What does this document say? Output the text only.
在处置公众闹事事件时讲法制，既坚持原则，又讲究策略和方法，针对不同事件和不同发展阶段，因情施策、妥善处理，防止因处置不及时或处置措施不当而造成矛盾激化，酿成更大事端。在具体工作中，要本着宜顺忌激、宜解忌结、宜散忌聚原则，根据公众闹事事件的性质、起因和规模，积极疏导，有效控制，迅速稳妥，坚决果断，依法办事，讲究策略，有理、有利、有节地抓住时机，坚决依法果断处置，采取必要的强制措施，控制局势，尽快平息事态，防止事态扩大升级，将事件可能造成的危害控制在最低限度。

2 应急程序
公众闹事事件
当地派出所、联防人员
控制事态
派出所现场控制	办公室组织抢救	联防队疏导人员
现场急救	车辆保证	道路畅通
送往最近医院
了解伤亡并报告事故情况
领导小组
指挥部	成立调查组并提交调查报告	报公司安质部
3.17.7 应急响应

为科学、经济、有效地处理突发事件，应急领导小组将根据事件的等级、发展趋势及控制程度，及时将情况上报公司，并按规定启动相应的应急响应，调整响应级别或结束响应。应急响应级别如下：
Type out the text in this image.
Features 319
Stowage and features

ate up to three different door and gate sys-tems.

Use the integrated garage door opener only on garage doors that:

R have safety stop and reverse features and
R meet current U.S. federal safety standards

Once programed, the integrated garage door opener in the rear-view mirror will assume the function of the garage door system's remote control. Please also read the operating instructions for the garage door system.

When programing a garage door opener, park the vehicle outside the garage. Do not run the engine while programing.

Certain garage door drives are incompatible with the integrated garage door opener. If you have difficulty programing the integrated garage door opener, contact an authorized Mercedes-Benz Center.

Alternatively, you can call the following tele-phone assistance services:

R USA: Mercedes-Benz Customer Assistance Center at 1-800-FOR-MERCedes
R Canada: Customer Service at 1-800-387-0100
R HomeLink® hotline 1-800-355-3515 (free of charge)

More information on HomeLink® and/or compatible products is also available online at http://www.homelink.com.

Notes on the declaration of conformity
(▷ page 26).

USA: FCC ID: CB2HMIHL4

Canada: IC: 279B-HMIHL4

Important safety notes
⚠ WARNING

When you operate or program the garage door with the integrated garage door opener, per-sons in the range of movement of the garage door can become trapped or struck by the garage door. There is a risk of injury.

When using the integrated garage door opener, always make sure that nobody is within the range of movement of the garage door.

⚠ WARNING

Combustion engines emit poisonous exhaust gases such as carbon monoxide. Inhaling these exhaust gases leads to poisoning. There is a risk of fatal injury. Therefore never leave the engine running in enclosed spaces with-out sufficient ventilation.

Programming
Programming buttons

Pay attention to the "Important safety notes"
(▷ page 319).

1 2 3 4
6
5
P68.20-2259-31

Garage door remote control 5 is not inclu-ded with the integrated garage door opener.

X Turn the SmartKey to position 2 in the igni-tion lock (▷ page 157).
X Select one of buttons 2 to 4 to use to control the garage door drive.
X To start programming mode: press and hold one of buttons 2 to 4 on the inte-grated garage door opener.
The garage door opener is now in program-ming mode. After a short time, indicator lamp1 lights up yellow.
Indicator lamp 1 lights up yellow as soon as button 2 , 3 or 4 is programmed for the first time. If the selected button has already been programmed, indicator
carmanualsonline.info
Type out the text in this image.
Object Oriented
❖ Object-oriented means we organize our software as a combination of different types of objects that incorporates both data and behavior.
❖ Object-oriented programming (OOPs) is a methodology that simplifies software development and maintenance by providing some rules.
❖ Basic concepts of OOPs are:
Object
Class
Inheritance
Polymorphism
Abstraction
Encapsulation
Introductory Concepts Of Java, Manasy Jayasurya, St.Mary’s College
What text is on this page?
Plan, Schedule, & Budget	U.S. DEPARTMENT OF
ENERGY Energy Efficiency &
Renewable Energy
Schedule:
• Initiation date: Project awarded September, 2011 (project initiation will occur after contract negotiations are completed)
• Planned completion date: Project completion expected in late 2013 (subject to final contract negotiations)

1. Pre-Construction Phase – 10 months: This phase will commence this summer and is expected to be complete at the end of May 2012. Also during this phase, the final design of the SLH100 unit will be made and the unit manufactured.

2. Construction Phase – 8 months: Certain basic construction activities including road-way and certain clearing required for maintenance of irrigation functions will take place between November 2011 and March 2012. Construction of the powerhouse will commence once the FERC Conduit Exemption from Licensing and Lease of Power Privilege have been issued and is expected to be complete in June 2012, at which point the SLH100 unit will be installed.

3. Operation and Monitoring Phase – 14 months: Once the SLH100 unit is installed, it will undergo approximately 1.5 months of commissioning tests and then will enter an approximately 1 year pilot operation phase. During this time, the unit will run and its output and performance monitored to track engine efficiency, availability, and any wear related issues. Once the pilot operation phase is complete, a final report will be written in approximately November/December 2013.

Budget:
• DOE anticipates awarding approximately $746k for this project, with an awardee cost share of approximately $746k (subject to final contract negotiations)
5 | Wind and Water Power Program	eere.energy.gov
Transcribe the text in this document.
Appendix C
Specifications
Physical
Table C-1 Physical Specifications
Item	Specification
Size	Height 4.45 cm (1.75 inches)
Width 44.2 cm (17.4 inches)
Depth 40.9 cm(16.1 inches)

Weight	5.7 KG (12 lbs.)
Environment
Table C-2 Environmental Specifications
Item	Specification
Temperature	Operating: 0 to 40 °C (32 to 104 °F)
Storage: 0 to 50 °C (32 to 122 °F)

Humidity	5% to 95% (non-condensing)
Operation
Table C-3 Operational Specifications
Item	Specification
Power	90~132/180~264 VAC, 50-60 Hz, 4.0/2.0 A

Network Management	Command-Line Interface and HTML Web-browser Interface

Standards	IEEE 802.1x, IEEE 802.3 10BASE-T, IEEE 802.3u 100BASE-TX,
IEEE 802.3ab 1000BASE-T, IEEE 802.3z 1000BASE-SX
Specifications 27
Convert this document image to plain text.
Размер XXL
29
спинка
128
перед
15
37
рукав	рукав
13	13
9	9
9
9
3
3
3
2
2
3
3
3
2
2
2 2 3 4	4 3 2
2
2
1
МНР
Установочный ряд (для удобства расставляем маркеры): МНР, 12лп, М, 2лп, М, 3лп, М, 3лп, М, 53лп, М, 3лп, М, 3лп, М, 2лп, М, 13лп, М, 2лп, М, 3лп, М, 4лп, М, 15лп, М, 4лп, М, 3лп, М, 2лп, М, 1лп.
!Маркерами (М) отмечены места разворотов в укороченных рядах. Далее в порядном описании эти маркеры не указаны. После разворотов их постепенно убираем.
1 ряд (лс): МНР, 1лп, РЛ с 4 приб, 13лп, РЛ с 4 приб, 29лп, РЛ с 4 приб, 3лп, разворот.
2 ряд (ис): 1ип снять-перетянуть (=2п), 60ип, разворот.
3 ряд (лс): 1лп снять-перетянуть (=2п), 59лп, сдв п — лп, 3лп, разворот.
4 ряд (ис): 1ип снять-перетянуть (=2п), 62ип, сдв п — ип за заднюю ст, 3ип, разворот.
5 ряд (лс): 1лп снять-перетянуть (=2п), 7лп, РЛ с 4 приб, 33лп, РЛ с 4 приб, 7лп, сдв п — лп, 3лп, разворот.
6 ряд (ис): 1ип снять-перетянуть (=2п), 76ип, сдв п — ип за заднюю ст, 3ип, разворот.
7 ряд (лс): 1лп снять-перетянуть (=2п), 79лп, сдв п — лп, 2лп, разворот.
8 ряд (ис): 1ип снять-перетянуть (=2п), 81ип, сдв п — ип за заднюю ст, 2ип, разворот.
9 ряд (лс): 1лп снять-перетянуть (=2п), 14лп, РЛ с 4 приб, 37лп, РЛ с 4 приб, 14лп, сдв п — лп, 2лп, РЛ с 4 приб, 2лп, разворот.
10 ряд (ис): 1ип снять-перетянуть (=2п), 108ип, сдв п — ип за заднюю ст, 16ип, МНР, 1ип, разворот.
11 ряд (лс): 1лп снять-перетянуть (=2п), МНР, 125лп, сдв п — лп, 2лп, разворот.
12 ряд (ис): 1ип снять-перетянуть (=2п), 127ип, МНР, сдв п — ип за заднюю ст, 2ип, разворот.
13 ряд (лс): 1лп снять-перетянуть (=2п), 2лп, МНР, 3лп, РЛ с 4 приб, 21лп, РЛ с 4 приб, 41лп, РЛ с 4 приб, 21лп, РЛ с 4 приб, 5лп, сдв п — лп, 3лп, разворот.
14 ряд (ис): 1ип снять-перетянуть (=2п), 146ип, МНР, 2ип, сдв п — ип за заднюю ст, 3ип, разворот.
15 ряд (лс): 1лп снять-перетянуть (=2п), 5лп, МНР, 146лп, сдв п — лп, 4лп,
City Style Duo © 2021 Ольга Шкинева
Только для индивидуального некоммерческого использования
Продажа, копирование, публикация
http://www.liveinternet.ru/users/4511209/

→ Requirements: List every line above that contains the word "Schedule".

→ Written reply:
Plan, Schedule, & Budget	U.S. DEPARTMENT OF
Schedule:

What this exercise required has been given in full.